#### [Exercise requirements]
Counting only lines that hold "бюджета", give the total and nothing more.

* start *

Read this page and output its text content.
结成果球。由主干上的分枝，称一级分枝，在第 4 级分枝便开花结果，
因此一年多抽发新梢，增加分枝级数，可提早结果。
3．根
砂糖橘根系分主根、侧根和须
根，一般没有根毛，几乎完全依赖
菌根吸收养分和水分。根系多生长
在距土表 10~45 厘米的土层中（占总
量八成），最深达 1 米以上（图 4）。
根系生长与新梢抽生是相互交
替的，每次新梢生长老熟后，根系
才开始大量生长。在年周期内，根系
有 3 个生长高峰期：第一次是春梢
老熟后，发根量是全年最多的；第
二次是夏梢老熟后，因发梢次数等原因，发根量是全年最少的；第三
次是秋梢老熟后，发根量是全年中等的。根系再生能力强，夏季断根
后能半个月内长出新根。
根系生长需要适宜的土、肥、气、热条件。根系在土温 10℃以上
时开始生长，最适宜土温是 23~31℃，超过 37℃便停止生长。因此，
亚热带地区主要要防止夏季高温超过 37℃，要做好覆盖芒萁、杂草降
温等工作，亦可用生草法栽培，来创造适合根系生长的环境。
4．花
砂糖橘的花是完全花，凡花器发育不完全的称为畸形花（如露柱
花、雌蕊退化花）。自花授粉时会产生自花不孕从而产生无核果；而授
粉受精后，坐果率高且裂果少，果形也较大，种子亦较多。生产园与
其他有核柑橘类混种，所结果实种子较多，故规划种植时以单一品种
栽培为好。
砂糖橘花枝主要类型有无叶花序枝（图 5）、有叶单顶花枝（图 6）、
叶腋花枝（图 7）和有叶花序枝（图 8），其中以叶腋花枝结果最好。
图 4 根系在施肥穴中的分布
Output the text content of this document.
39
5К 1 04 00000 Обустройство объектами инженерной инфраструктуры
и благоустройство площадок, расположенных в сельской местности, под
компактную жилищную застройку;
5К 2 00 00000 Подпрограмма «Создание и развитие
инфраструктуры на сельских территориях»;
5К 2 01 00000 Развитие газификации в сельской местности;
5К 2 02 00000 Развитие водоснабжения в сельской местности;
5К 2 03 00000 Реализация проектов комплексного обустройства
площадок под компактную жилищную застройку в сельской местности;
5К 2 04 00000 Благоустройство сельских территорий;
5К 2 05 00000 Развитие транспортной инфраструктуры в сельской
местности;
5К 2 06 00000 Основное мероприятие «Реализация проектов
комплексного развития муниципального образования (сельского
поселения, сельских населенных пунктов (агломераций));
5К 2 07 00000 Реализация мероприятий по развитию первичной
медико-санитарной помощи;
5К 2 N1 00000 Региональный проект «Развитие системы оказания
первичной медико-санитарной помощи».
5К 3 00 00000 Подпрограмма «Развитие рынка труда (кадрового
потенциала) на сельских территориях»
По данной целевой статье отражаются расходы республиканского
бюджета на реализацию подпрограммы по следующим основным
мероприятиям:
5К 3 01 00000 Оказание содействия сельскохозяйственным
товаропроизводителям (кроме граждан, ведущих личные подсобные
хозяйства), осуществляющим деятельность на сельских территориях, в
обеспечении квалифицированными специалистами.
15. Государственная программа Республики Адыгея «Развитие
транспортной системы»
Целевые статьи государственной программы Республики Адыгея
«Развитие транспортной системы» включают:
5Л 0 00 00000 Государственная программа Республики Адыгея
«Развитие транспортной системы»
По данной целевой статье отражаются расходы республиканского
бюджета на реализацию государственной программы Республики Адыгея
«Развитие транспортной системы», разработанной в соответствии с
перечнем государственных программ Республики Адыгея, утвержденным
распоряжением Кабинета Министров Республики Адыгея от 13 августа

* end *

#### [Task result]
2